Exercise requirements
Copy out all the data, word for word.

Data supplied
begin

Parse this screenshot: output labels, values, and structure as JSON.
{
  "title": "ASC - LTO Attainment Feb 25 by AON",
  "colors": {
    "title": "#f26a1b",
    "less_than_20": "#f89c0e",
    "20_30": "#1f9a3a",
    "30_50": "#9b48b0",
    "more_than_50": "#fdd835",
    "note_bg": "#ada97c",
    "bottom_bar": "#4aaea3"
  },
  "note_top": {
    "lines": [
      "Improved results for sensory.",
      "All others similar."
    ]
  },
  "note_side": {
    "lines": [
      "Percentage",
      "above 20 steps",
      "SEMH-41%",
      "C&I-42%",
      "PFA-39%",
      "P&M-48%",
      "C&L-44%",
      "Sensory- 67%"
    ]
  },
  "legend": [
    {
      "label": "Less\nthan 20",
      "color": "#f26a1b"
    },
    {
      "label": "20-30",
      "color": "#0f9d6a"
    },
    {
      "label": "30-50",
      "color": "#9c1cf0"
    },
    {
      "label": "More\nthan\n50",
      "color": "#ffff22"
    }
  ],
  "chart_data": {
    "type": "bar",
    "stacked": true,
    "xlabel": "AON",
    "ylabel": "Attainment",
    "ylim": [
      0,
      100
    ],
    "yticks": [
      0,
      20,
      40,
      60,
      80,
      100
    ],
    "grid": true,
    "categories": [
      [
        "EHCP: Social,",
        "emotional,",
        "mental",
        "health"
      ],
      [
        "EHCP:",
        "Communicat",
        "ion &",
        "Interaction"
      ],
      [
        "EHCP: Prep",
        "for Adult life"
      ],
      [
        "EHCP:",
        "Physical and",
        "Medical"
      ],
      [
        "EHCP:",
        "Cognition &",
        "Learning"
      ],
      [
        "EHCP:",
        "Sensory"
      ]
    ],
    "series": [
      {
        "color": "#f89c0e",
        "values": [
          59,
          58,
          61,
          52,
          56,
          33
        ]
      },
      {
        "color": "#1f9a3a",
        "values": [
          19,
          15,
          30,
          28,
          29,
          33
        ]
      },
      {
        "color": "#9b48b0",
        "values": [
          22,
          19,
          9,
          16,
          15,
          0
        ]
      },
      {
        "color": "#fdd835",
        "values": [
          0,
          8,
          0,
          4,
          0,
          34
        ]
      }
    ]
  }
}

end

Worked answer
Parse this screenshot: output labels, values, and structure as JSON.
{
  "title": "ASC - LTO Attainment Feb 25 by AON",
  "colors": {
    "title": "#f26a1b",
    "less_than_20": "#f89c0e",
    "20_30": "#1f9a3a",
    "30_50": "#9b48b0",
    "more_than_50": "#fdd835",
    "note_bg": "#ada97c",
    "bottom_bar": "#4aaea3"
  },
  "note_top": {
    "lines": [
      "Improved results for sensory.",
      "All others similar."
    ]
  },
  "note_side": {
    "lines": [
      "Percentage",
      "above 20 steps",
      "SEMH-41%",
      "C&I-42%",
      "PFA-39%",
      "P&M-48%",
      "C&L-44%",
      "Sensory- 67%"
    ]
  },
  "legend": [
    {
      "label": "Less\nthan 20",
      "color": "#f26a1b"
    },
    {
      "label": "20-30",
      "color": "#0f9d6a"
    },
    {
      "label": "30-50",
      "color": "#9c1cf0"
    },
    {
      "label": "More\nthan\n50",
      "color": "#ffff22"
    }
  ],
  "chart_data": {
    "type": "bar",
    "stacked": true,
    "xlabel": "AON",
    "ylabel": "Attainment",
    "ylim": [
      0,
      100
    ],
    "yticks": [
      0,
      20,
      40,
      60,
      80,
      100
    ],
    "grid": true,
    "categories": [
      [
        "EHCP: Social,",
        "emotional,",
        "mental",
        "health"
      ],
      [
        "EHCP:",
        "Communicat",
        "ion &",
        "Interaction"
      ],
      [
        "EHCP: Prep",
        "for Adult life"
      ],
      [
        "EHCP:",
        "Physical and",
        "Medical"
      ],
      [
        "EHCP:",
        "Cognition &",
        "Learning"
      ],
      [
        "EHCP:",
        "Sensory"
      ]
    ],
    "series": [
      {
        "color": "#f89c0e",
        "values": [
          59,
          58,
          61,
          52,
          56,
          33
        ]
      },
      {
        "color": "#1f9a3a",
        "values": [
          19,
          15,
          30,
          28,
          29,
          33
        ]
      },
      {
        "color": "#9b48b0",
        "values": [
          22,
          19,
          9,
          16,
          15,
          0
        ]
      },
      {
        "color": "#fdd835",
        "values": [
          0,
          8,
          0,
          4,
          0,
          34
        ]
      }
    ]
  }
}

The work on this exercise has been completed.